▶ [EXERCISE DIRECTIONS]: Exactly reproduce all the records, keeping pictures out of the copy.
============================================================
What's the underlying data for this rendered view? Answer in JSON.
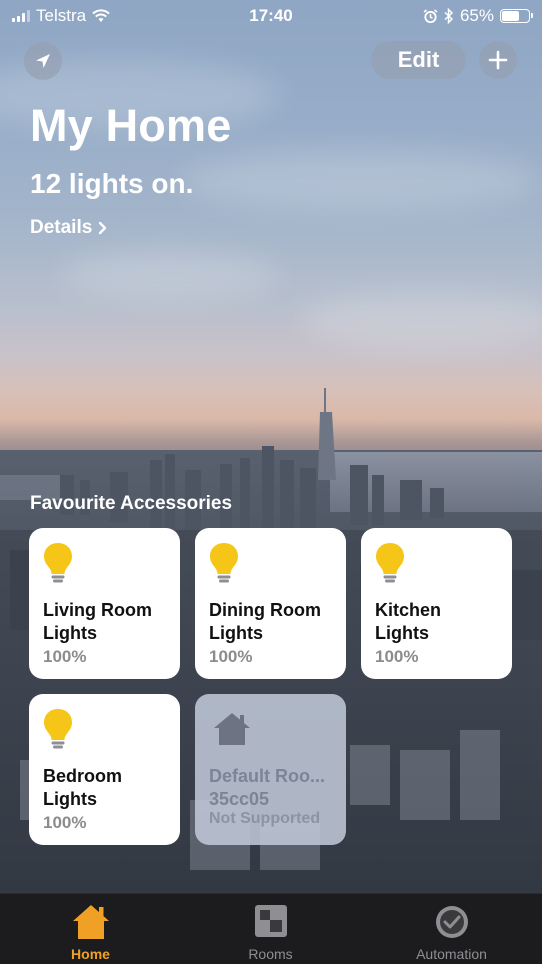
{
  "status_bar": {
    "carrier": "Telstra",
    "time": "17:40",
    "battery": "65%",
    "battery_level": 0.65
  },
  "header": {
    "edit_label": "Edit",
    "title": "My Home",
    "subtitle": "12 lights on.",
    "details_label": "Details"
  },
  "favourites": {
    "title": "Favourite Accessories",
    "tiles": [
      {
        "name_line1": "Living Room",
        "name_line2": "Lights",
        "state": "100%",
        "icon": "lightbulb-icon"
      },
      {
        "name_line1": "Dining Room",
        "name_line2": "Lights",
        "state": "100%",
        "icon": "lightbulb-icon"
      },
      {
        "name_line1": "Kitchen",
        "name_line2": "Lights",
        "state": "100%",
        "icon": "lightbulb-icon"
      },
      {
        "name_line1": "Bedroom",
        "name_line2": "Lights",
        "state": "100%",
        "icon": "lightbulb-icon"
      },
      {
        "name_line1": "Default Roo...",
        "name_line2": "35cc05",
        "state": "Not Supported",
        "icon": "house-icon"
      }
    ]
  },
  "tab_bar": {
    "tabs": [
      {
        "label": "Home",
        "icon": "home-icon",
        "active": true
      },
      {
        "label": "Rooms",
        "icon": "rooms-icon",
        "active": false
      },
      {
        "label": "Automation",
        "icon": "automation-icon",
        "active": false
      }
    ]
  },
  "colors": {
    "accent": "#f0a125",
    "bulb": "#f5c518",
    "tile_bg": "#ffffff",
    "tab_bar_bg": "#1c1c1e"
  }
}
============================================================
▶ [WORKED ANSWER]:
What's the underlying data for this rendered view? Answer in JSON.
{
  "status_bar": {
    "carrier": "Telstra",
    "time": "17:40",
    "battery": "65%",
    "battery_level": 0.65
  },
  "header": {
    "edit_label": "Edit",
    "title": "My Home",
    "subtitle": "12 lights on.",
    "details_label": "Details"
  },
  "favourites": {
    "title": "Favourite Accessories",
    "tiles": [
      {
        "name_line1": "Living Room",
        "name_line2": "Lights",
        "state": "100%",
        "icon": "lightbulb-icon"
      },
      {
        "name_line1": "Dining Room",
        "name_line2": "Lights",
        "state": "100%",
        "icon": "lightbulb-icon"
      },
      {
        "name_line1": "Kitchen",
        "name_line2": "Lights",
        "state": "100%",
        "icon": "lightbulb-icon"
      },
      {
        "name_line1": "Bedroom",
        "name_line2": "Lights",
        "state": "100%",
        "icon": "lightbulb-icon"
      },
      {
        "name_line1": "Default Roo...",
        "name_line2": "35cc05",
        "state": "Not Supported",
        "icon": "house-icon"
      }
    ]
  },
  "tab_bar": {
    "tabs": [
      {
        "label": "Home",
        "icon": "home-icon",
        "active": true
      },
      {
        "label": "Rooms",
        "icon": "rooms-icon",
        "active": false
      },
      {
        "label": "Automation",
        "icon": "automation-icon",
        "active": false
      }
    ]
  },
  "colors": {
    "accent": "#f0a125",
    "bulb": "#f5c518",
    "tile_bg": "#ffffff",
    "tab_bar_bg": "#1c1c1e"
  }
}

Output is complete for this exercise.